-- EXERCISE INPUTS start --
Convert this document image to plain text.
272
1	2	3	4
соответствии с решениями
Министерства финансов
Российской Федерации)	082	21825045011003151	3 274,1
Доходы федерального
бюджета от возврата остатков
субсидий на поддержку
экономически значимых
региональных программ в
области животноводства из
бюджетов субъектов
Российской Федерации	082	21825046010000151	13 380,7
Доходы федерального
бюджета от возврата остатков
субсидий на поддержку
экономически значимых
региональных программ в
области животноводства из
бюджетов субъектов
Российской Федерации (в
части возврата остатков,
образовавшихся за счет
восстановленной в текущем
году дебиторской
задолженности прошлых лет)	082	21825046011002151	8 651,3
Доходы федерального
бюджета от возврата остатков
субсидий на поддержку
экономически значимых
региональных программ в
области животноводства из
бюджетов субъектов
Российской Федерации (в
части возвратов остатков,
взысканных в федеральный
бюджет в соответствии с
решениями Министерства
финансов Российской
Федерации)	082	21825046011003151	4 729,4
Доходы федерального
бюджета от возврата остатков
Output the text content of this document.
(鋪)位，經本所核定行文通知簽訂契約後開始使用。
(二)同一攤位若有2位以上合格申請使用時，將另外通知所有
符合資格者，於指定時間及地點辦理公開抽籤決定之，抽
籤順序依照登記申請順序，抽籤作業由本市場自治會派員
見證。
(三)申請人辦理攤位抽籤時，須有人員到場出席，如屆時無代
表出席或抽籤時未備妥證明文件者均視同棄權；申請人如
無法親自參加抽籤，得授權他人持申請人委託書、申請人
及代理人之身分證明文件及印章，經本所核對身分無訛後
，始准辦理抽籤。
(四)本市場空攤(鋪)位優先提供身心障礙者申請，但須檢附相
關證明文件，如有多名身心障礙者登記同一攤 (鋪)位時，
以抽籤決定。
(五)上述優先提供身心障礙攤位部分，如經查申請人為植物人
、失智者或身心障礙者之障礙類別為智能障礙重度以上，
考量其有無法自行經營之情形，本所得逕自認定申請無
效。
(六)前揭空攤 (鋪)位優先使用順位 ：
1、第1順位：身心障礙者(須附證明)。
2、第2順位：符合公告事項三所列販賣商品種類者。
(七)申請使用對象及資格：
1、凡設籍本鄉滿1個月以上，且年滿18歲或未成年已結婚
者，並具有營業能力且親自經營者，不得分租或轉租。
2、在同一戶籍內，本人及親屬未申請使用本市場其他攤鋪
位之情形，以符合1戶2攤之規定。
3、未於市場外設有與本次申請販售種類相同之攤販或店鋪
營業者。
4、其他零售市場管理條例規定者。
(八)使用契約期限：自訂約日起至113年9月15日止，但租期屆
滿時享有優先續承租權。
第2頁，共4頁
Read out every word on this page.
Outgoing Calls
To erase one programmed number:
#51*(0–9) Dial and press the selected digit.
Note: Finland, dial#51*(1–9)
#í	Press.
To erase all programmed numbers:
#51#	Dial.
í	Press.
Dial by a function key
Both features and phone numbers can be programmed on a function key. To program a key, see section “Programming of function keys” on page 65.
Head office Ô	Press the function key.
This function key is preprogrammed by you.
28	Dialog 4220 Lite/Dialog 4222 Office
-- EXERCISE INPUTS end --
TASK DETAILS
The records above must be output exactly, in full.

RESPONSE TO THE TASK
Convert this document image to plain text.
272
1	2	3	4
соответствии с решениями
Министерства финансов
Российской Федерации)	082	21825045011003151	3 274,1
Доходы федерального
бюджета от возврата остатков
субсидий на поддержку
экономически значимых
региональных программ в
области животноводства из
бюджетов субъектов
Российской Федерации	082	21825046010000151	13 380,7
Доходы федерального
бюджета от возврата остатков
субсидий на поддержку
экономически значимых
региональных программ в
области животноводства из
бюджетов субъектов
Российской Федерации (в
части возврата остатков,
образовавшихся за счет
восстановленной в текущем
году дебиторской
задолженности прошлых лет)	082	21825046011002151	8 651,3
Доходы федерального
бюджета от возврата остатков
субсидий на поддержку
экономически значимых
региональных программ в
области животноводства из
бюджетов субъектов
Российской Федерации (в
части возвратов остатков,
взысканных в федеральный
бюджет в соответствии с
решениями Министерства
финансов Российской
Федерации)	082	21825046011003151	4 729,4
Доходы федерального
бюджета от возврата остатков
Output the text content of this document.
(鋪)位，經本所核定行文通知簽訂契約後開始使用。
(二)同一攤位若有2位以上合格申請使用時，將另外通知所有
符合資格者，於指定時間及地點辦理公開抽籤決定之，抽
籤順序依照登記申請順序，抽籤作業由本市場自治會派員
見證。
(三)申請人辦理攤位抽籤時，須有人員到場出席，如屆時無代
表出席或抽籤時未備妥證明文件者均視同棄權；申請人如
無法親自參加抽籤，得授權他人持申請人委託書、申請人
及代理人之身分證明文件及印章，經本所核對身分無訛後
，始准辦理抽籤。
(四)本市場空攤(鋪)位優先提供身心障礙者申請，但須檢附相
關證明文件，如有多名身心障礙者登記同一攤 (鋪)位時，
以抽籤決定。
(五)上述優先提供身心障礙攤位部分，如經查申請人為植物人
、失智者或身心障礙者之障礙類別為智能障礙重度以上，
考量其有無法自行經營之情形，本所得逕自認定申請無
效。
(六)前揭空攤 (鋪)位優先使用順位 ：
1、第1順位：身心障礙者(須附證明)。
2、第2順位：符合公告事項三所列販賣商品種類者。
(七)申請使用對象及資格：
1、凡設籍本鄉滿1個月以上，且年滿18歲或未成年已結婚
者，並具有營業能力且親自經營者，不得分租或轉租。
2、在同一戶籍內，本人及親屬未申請使用本市場其他攤鋪
位之情形，以符合1戶2攤之規定。
3、未於市場外設有與本次申請販售種類相同之攤販或店鋪
營業者。
4、其他零售市場管理條例規定者。
(八)使用契約期限：自訂約日起至113年9月15日止，但租期屆
滿時享有優先續承租權。
第2頁，共4頁
Read out every word on this page.
Outgoing Calls
To erase one programmed number:
#51*(0–9) Dial and press the selected digit.
Note: Finland, dial#51*(1–9)
#í	Press.
To erase all programmed numbers:
#51#	Dial.
í	Press.
Dial by a function key
Both features and phone numbers can be programmed on a function key. To program a key, see section “Programming of function keys” on page 65.
Head office Ô	Press the function key.
This function key is preprogrammed by you.
28	Dialog 4220 Lite/Dialog 4222 Office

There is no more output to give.